Exercise task ▸
For each line that holds "Geschäftsklima", copy the line out.

Information provided ▸
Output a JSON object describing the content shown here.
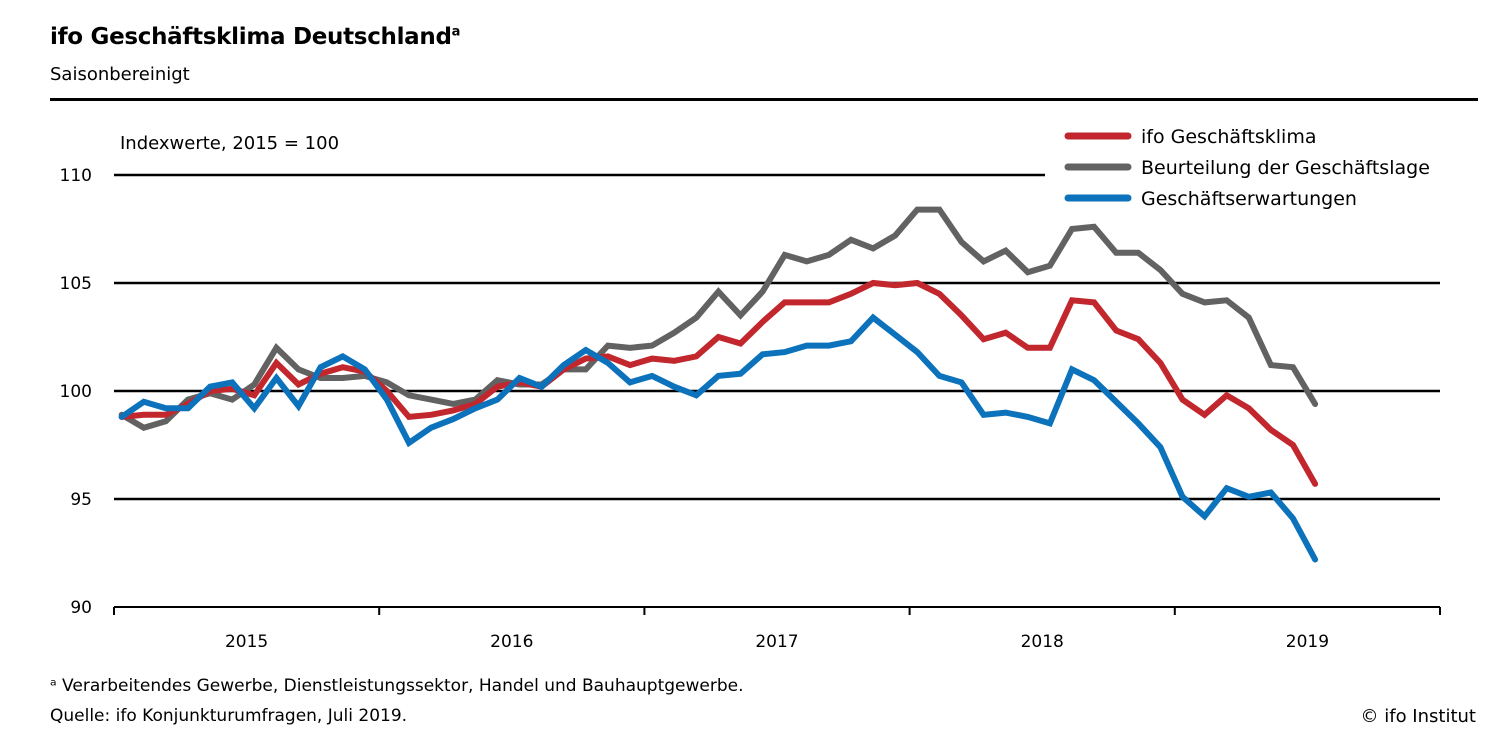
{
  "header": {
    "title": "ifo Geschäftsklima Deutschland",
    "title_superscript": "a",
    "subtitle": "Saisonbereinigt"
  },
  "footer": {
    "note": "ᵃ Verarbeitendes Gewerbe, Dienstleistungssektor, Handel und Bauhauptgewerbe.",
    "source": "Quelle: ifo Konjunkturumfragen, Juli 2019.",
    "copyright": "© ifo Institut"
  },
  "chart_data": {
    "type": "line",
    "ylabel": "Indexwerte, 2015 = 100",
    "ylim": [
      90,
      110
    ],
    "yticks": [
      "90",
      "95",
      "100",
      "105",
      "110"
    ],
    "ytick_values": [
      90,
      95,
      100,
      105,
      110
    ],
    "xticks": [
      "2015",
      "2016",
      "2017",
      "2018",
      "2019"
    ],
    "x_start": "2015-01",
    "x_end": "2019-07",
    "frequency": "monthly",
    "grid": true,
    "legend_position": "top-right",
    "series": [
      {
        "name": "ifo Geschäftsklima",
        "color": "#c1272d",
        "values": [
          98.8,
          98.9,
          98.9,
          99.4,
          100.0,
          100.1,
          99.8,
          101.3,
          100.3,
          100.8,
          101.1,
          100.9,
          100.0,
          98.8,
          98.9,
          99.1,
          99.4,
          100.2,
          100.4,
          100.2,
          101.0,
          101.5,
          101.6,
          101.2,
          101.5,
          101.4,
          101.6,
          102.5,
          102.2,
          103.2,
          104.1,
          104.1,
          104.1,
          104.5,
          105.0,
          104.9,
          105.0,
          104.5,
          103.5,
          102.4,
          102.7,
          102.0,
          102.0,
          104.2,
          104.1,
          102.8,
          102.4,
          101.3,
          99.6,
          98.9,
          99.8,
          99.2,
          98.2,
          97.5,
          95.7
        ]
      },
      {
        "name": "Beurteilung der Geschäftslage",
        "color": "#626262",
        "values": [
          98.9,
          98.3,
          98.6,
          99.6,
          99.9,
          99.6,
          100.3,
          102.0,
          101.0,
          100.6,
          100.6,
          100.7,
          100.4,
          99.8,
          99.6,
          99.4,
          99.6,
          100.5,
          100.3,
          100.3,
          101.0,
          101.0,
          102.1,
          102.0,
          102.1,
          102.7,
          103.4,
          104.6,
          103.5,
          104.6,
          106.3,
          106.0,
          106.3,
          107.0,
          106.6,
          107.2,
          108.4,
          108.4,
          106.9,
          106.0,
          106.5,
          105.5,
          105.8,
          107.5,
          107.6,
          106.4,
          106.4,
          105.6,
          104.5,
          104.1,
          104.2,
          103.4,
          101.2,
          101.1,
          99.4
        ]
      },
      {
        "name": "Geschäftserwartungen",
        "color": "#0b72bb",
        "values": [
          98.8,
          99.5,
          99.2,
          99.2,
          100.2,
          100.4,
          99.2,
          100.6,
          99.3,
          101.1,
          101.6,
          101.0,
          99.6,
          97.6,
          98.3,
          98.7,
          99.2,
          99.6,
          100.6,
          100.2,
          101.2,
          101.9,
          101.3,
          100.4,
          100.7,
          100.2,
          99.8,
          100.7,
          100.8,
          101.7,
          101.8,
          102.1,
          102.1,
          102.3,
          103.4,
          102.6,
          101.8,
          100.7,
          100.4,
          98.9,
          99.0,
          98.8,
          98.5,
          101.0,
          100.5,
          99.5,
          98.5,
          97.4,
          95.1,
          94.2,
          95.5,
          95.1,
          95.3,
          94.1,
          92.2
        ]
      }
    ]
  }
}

Solution to the problem ▸
    "title": "ifo Geschäftsklima Deutschland",
        "name": "ifo Geschäftsklima",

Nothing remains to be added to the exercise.